*INPUT DATA*.

****************

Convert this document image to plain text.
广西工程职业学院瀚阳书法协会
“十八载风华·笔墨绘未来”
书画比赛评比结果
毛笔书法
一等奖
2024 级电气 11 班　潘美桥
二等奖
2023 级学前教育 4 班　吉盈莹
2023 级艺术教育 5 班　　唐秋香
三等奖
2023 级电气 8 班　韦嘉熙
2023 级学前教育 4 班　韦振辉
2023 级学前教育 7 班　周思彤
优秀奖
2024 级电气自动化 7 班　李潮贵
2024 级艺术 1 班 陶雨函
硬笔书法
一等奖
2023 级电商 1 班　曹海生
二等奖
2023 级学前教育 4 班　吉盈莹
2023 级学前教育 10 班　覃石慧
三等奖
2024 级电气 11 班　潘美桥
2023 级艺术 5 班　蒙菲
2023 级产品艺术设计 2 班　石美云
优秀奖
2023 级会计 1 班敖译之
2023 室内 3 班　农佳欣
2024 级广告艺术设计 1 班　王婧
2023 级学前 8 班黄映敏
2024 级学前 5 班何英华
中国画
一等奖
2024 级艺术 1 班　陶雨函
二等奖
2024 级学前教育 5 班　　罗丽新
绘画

****************

*WHAT THE EXERCISE ASKS*.
Repeat all the entries exactly as given.

*FINAL ANSWER*.
Convert this document image to plain text.
广西工程职业学院瀚阳书法协会
“十八载风华·笔墨绘未来”
书画比赛评比结果
毛笔书法
一等奖
2024 级电气 11 班　潘美桥
二等奖
2023 级学前教育 4 班　吉盈莹
2023 级艺术教育 5 班　　唐秋香
三等奖
2023 级电气 8 班　韦嘉熙
2023 级学前教育 4 班　韦振辉
2023 级学前教育 7 班　周思彤
优秀奖
2024 级电气自动化 7 班　李潮贵
2024 级艺术 1 班 陶雨函
硬笔书法
一等奖
2023 级电商 1 班　曹海生
二等奖
2023 级学前教育 4 班　吉盈莹
2023 级学前教育 10 班　覃石慧
三等奖
2024 级电气 11 班　潘美桥
2023 级艺术 5 班　蒙菲
2023 级产品艺术设计 2 班　石美云
优秀奖
2023 级会计 1 班敖译之
2023 室内 3 班　农佳欣
2024 级广告艺术设计 1 班　王婧
2023 级学前 8 班黄映敏
2024 级学前 5 班何英华
中国画
一等奖
2024 级艺术 1 班　陶雨函
二等奖
2024 级学前教育 5 班　　罗丽新
绘画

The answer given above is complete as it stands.